Exercise requirements: Transcribe all of the entries below exactly. Leave out the pictures.

┌──

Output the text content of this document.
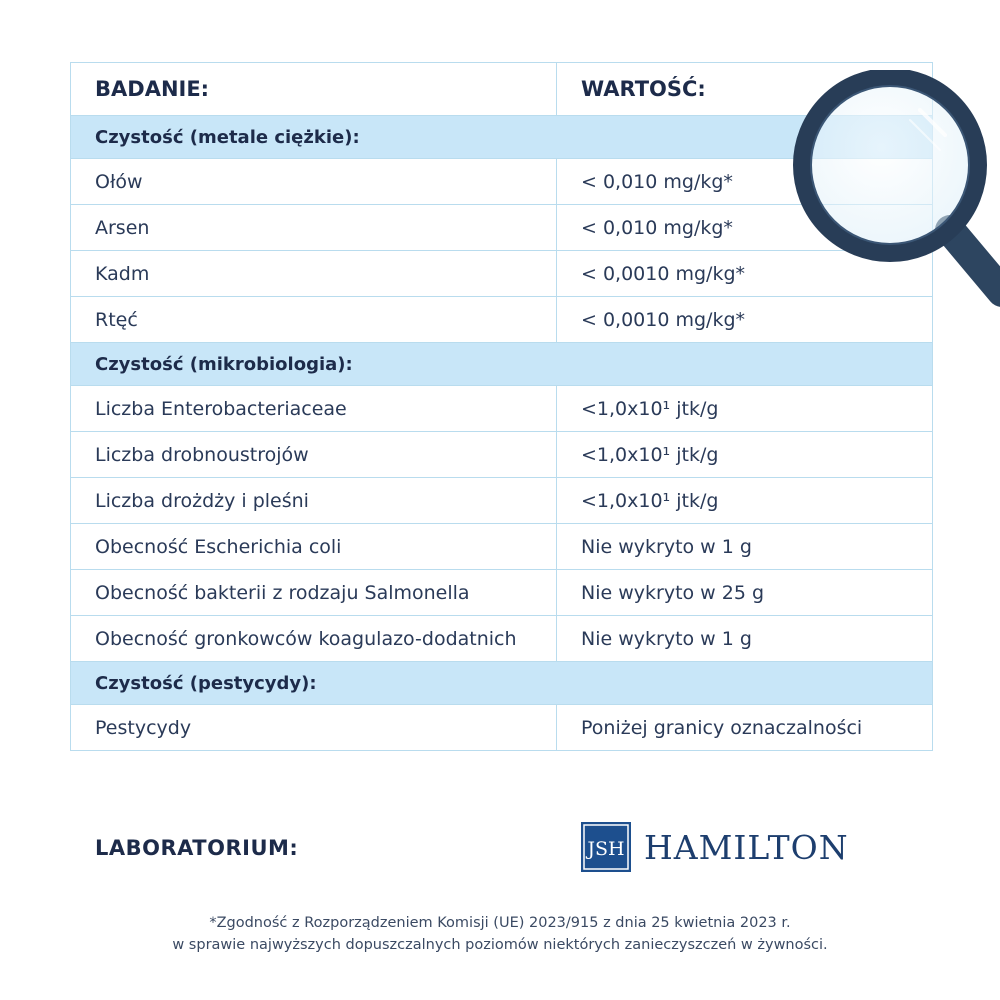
BADANIE:	WARTOŚĆ:
Czystość (metale ciężkie):	
Ołów	< 0,010 mg/kg*
Arsen	< 0,010 mg/kg*
Kadm	< 0,0010 mg/kg*
Rtęć	< 0,0010 mg/kg*
Czystość (mikrobiologia):	
Liczba Enterobacteriaceae	<1,0x10¹ jtk/g
Liczba drobnoustrojów	<1,0x10¹ jtk/g
Liczba drożdży i pleśni	<1,0x10¹ jtk/g
Obecność Escherichia coli	Nie wykryto w 1 g
Obecność bakterii z rodzaju Salmonella	Nie wykryto w 25 g
Obecność gronkowców koagulazo-dodatnich	Nie wykryto w 1 g
Czystość (pestycydy):	
Pestycydy	Poniżej granicy oznaczalności
LABORATORIUM:	JSH HAMILTON

*Zgodność z Rozporządzeniem Komisji (UE) 2023/915 z dnia 25 kwietnia 2023 r.

w sprawie najwyższych dopuszczalnych poziomów niektórych zanieczyszczeń w żywności.
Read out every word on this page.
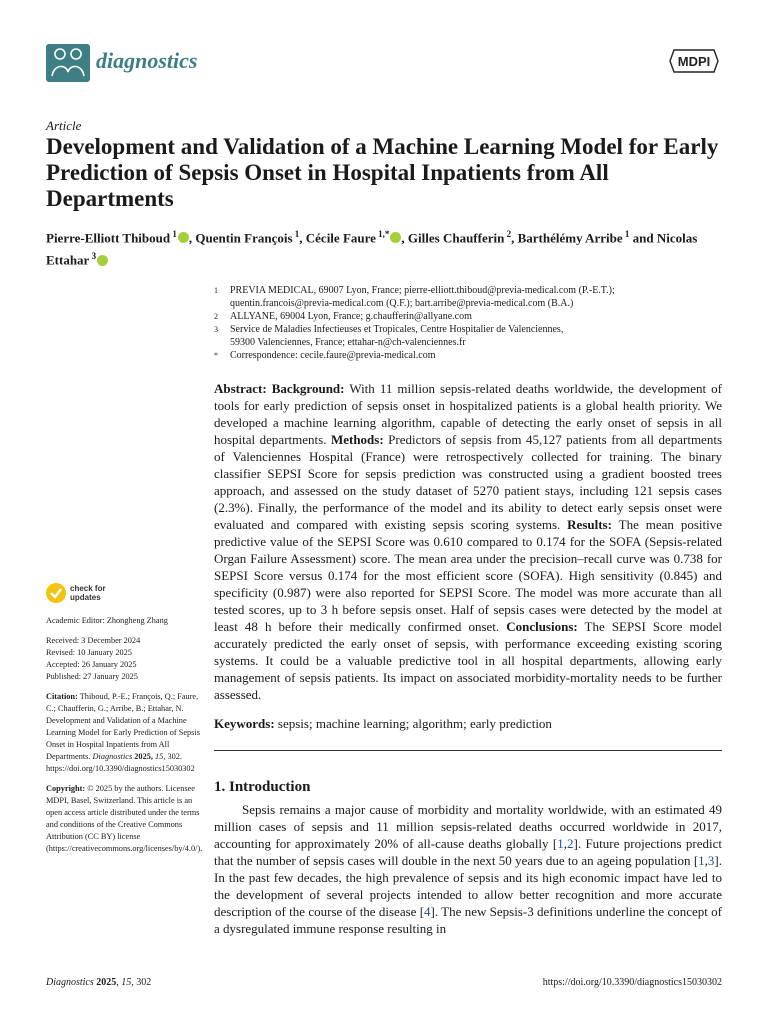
diagnostics	MDPI
Article
Development and Validation of a Machine Learning Model for Early Prediction of Sepsis Onset in Hospital Inpatients from All Departments
Pierre-Elliott Thiboud $^1$ , Quentin François $^1$, Cécile Faure $^{1,*}$ , Gilles Chaufferin $^2$, Barthélémy Arribe $^1$ and Nicolas Ettahar $^3$
1	PREVIA MEDICAL, 69007 Lyon, France; pierre-elliott.thiboud@previa-medical.com (P.-E.T.);
quentin.francois@previa-medical.com (Q.F.); bart.arribe@previa-medical.com (B.A.)
2	ALLYANE, 69004 Lyon, France; g.chaufferin@allyane.com
3	Service de Maladies Infectieuses et Tropicales, Centre Hospitalier de Valenciennes,
59300 Valenciennes, France; ettahar-n@ch-valenciennes.fr
*	Correspondence: cecile.faure@previa-medical.com
Abstract: Background: With 11 million sepsis-related deaths worldwide, the development of tools for early prediction of sepsis onset in hospitalized patients is a global health priority. We developed a machine learning algorithm, capable of detecting the early onset of sepsis in all hospital departments. Methods: Predictors of sepsis from 45,127 patients from all departments of Valenciennes Hospital (France) were retrospectively collected for training. The binary classifier SEPSI Score for sepsis prediction was constructed using a gradient boosted trees approach, and assessed on the study dataset of 5270 patient stays, including 121 sepsis cases (2.3%). Finally, the performance of the model and its ability to detect early sepsis onset were evaluated and compared with existing sepsis scoring systems. Results: The mean positive predictive value of the SEPSI Score was 0.610 compared to 0.174 for the SOFA (Sepsis-related Organ Failure Assessment) score. The mean area under the precision–recall curve was 0.738 for SEPSI Score versus 0.174 for the most efficient score (SOFA). High sensitivity (0.845) and specificity (0.987) were also reported for SEPSI Score. The model was more accurate than all tested scores, up to 3 h before sepsis onset. Half of sepsis cases were detected by the model at least 48 h before their medically confirmed onset. Conclusions: The SEPSI Score model accurately predicted the early onset of sepsis, with performance exceeding existing scoring systems. It could be a valuable predictive tool in all hospital departments, allowing early management of sepsis patients. Its impact on associated morbidity-mortality needs to be further assessed.
Keywords: sepsis; machine learning; algorithm; early prediction
1. Introduction
Sepsis remains a major cause of morbidity and mortality worldwide, with an estimated 49 million cases of sepsis and 11 million sepsis-related deaths occurred worldwide in 2017, accounting for approximately 20% of all-cause deaths globally [1,2]. Future projections predict that the number of sepsis cases will double in the next 50 years due to an ageing population [1,3]. In the past few decades, the high prevalence of sepsis and its high economic impact have led to the development of several projects intended to allow better recognition and more accurate description of the course of the disease [4]. The new Sepsis-3 definitions underline the concept of a dysregulated immune response resulting in
check for
updates
Academic Editor: Zhongheng Zhang
Received: 3 December 2024
Revised: 10 January 2025
Accepted: 26 January 2025
Published: 27 January 2025
Citation: Thiboud, P.-E.; François, Q.; Faure, C.; Chaufferin, G.; Arribe, B.; Ettahar, N. Development and Validation of a Machine Learning Model for Early Prediction of Sepsis Onset in Hospital Inpatients from All Departments. Diagnostics 2025, 15, 302. https://doi.org/10.3390/diagnostics15030302
Copyright: © 2025 by the authors. Licensee MDPI, Basel, Switzerland. This article is an open access article distributed under the terms and conditions of the Creative Commons Attribution (CC BY) license (https://creativecommons.org/licenses/by/4.0/).
Diagnostics 2025, 15, 302	https://doi.org/10.3390/diagnostics15030302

└──

Written response:
Output the text content of this document.
BADANIE:	WARTOŚĆ:
Czystość (metale ciężkie):	
Ołów	< 0,010 mg/kg*
Arsen	< 0,010 mg/kg*
Kadm	< 0,0010 mg/kg*
Rtęć	< 0,0010 mg/kg*
Czystość (mikrobiologia):	
Liczba Enterobacteriaceae	<1,0x10¹ jtk/g
Liczba drobnoustrojów	<1,0x10¹ jtk/g
Liczba drożdży i pleśni	<1,0x10¹ jtk/g
Obecność Escherichia coli	Nie wykryto w 1 g
Obecność bakterii z rodzaju Salmonella	Nie wykryto w 25 g
Obecność gronkowców koagulazo-dodatnich	Nie wykryto w 1 g
Czystość (pestycydy):	
Pestycydy	Poniżej granicy oznaczalności
LABORATORIUM:	JSH HAMILTON

*Zgodność z Rozporządzeniem Komisji (UE) 2023/915 z dnia 25 kwietnia 2023 r.

w sprawie najwyższych dopuszczalnych poziomów niektórych zanieczyszczeń w żywności.
Read out every word on this page.
diagnostics	MDPI
Article
Development and Validation of a Machine Learning Model for Early Prediction of Sepsis Onset in Hospital Inpatients from All Departments
Pierre-Elliott Thiboud $^1$ , Quentin François $^1$, Cécile Faure $^{1,*}$ , Gilles Chaufferin $^2$, Barthélémy Arribe $^1$ and Nicolas Ettahar $^3$
1	PREVIA MEDICAL, 69007 Lyon, France; pierre-elliott.thiboud@previa-medical.com (P.-E.T.);
quentin.francois@previa-medical.com (Q.F.); bart.arribe@previa-medical.com (B.A.)
2	ALLYANE, 69004 Lyon, France; g.chaufferin@allyane.com
3	Service de Maladies Infectieuses et Tropicales, Centre Hospitalier de Valenciennes,
59300 Valenciennes, France; ettahar-n@ch-valenciennes.fr
*	Correspondence: cecile.faure@previa-medical.com
Abstract: Background: With 11 million sepsis-related deaths worldwide, the development of tools for early prediction of sepsis onset in hospitalized patients is a global health priority. We developed a machine learning algorithm, capable of detecting the early onset of sepsis in all hospital departments. Methods: Predictors of sepsis from 45,127 patients from all departments of Valenciennes Hospital (France) were retrospectively collected for training. The binary classifier SEPSI Score for sepsis prediction was constructed using a gradient boosted trees approach, and assessed on the study dataset of 5270 patient stays, including 121 sepsis cases (2.3%). Finally, the performance of the model and its ability to detect early sepsis onset were evaluated and compared with existing sepsis scoring systems. Results: The mean positive predictive value of the SEPSI Score was 0.610 compared to 0.174 for the SOFA (Sepsis-related Organ Failure Assessment) score. The mean area under the precision–recall curve was 0.738 for SEPSI Score versus 0.174 for the most efficient score (SOFA). High sensitivity (0.845) and specificity (0.987) were also reported for SEPSI Score. The model was more accurate than all tested scores, up to 3 h before sepsis onset. Half of sepsis cases were detected by the model at least 48 h before their medically confirmed onset. Conclusions: The SEPSI Score model accurately predicted the early onset of sepsis, with performance exceeding existing scoring systems. It could be a valuable predictive tool in all hospital departments, allowing early management of sepsis patients. Its impact on associated morbidity-mortality needs to be further assessed.
Keywords: sepsis; machine learning; algorithm; early prediction
1. Introduction
Sepsis remains a major cause of morbidity and mortality worldwide, with an estimated 49 million cases of sepsis and 11 million sepsis-related deaths occurred worldwide in 2017, accounting for approximately 20% of all-cause deaths globally [1,2]. Future projections predict that the number of sepsis cases will double in the next 50 years due to an ageing population [1,3]. In the past few decades, the high prevalence of sepsis and its high economic impact have led to the development of several projects intended to allow better recognition and more accurate description of the course of the disease [4]. The new Sepsis-3 definitions underline the concept of a dysregulated immune response resulting in
check for
updates
Academic Editor: Zhongheng Zhang
Received: 3 December 2024
Revised: 10 January 2025
Accepted: 26 January 2025
Published: 27 January 2025
Citation: Thiboud, P.-E.; François, Q.; Faure, C.; Chaufferin, G.; Arribe, B.; Ettahar, N. Development and Validation of a Machine Learning Model for Early Prediction of Sepsis Onset in Hospital Inpatients from All Departments. Diagnostics 2025, 15, 302. https://doi.org/10.3390/diagnostics15030302
Copyright: © 2025 by the authors. Licensee MDPI, Basel, Switzerland. This article is an open access article distributed under the terms and conditions of the Creative Commons Attribution (CC BY) license (https://creativecommons.org/licenses/by/4.0/).
Diagnostics 2025, 15, 302	https://doi.org/10.3390/diagnostics15030302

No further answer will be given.